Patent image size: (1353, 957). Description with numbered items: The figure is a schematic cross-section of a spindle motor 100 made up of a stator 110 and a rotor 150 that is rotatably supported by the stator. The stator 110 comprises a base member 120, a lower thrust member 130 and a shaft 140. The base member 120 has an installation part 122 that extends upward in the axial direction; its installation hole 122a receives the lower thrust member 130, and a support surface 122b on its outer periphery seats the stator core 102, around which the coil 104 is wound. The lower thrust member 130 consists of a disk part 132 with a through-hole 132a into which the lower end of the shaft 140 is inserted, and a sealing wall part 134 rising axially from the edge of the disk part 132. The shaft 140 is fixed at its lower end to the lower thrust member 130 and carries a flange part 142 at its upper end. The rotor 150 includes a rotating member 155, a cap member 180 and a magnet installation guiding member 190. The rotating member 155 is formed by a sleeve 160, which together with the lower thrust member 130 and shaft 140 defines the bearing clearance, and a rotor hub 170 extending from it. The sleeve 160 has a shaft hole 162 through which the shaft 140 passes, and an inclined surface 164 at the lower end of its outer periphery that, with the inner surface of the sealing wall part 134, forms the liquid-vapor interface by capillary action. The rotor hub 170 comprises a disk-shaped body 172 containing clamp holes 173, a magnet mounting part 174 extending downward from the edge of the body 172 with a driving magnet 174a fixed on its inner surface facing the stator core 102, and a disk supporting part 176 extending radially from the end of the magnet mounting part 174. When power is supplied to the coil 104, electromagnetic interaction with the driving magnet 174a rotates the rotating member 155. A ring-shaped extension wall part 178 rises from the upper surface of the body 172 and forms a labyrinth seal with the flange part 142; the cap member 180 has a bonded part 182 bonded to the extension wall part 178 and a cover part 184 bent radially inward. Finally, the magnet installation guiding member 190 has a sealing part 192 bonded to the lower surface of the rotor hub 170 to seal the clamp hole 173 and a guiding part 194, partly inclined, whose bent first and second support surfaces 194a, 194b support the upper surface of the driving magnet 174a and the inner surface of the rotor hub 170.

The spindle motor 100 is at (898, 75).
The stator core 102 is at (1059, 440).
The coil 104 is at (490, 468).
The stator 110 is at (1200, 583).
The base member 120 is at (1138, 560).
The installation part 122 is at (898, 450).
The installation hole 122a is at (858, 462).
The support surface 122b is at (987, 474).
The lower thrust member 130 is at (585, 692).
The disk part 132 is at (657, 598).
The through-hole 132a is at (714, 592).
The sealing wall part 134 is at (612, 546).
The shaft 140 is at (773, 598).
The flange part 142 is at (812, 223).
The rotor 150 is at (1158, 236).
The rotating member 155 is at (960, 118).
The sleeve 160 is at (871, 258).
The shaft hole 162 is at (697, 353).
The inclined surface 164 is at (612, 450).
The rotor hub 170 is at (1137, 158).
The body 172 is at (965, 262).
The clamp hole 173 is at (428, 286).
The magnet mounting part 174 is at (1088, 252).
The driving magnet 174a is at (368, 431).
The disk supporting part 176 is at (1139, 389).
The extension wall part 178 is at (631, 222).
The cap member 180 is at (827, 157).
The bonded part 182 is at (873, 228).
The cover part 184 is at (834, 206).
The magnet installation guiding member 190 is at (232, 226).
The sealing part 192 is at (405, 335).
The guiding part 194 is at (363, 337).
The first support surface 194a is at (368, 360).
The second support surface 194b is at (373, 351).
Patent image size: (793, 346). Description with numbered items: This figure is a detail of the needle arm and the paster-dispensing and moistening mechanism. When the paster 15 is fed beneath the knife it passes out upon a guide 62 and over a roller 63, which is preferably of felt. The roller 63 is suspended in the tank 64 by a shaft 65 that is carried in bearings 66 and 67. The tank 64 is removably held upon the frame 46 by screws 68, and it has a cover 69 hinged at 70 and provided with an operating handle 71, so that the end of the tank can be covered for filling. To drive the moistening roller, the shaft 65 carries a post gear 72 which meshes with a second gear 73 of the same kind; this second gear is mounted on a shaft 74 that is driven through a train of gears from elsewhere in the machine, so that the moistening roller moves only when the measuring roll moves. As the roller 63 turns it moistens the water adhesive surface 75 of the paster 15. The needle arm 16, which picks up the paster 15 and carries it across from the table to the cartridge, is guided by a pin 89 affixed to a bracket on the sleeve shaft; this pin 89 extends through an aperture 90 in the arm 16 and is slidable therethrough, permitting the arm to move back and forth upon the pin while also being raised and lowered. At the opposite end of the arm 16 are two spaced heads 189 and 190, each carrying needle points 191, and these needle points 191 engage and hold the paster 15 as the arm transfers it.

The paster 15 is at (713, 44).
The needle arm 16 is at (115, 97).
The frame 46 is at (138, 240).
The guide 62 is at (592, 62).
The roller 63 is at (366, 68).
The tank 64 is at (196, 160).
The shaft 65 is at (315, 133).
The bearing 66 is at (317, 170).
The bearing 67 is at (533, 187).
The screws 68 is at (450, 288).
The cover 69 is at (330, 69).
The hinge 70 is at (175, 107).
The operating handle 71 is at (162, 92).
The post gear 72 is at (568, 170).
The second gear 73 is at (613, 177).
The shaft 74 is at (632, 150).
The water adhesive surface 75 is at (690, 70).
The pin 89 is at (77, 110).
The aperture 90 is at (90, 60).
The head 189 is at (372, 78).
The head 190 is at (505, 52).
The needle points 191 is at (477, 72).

------------------------------------------------------------------------

• **Exercise brief**
Express the lines from the one containing "Patent image size: (793, 346)." up to and including the last line of the rows above as a JSON list of strings, with one string per line and blank lines omitted.

• **The response**
[
  "Patent image size: (793, 346). Description with numbered items: This figure is a detail of the needle arm and the paster-dispensing and moistening mechanism. When the paster 15 is fed beneath the knife it passes out upon a guide 62 and over a roller 63, which is preferably of felt. The roller 63 is suspended in the tank 64 by a shaft 65 that is carried in bearings 66 and 67. The tank 64 is removably held upon the frame 46 by screws 68, and it has a cover 69 hinged at 70 and provided with an operating handle 71, so that the end of the tank can be covered for filling. To drive the moistening roller, the shaft 65 carries a post gear 72 which meshes with a second gear 73 of the same kind; this second gear is mounted on a shaft 74 that is driven through a train of gears from elsewhere in the machine, so that the moistening roller moves only when the measuring roll moves. As the roller 63 turns it moistens the water adhesive surface 75 of the paster 15. The needle arm 16, which picks up the paster 15 and carries it across from the table to the cartridge, is guided by a pin 89 affixed to a bracket on the sleeve shaft; this pin 89 extends through an aperture 90 in the arm 16 and is slidable therethrough, permitting the arm to move back and forth upon the pin while also being raised and lowered. At the opposite end of the arm 16 are two spaced heads 189 and 190, each carrying needle points 191, and these needle points 191 engage and hold the paster 15 as the arm transfers it.",
  "The paster 15 is at (713, 44).",
  "The needle arm 16 is at (115, 97).",
  "The frame 46 is at (138, 240).",
  "The guide 62 is at (592, 62).",
  "The roller 63 is at (366, 68).",
  "The tank 64 is at (196, 160).",
  "The shaft 65 is at (315, 133).",
  "The bearing 66 is at (317, 170).",
  "The bearing 67 is at (533, 187).",
  "The screws 68 is at (450, 288).",
  "The cover 69 is at (330, 69).",
  "The hinge 70 is at (175, 107).",
  "The operating handle 71 is at (162, 92).",
  "The post gear 72 is at (568, 170).",
  "The second gear 73 is at (613, 177).",
  "The shaft 74 is at (632, 150).",
  "The water adhesive surface 75 is at (690, 70).",
  "The pin 89 is at (77, 110).",
  "The aperture 90 is at (90, 60).",
  "The head 189 is at (372, 78).",
  "The head 190 is at (505, 52).",
  "The needle points 191 is at (477, 72)."
]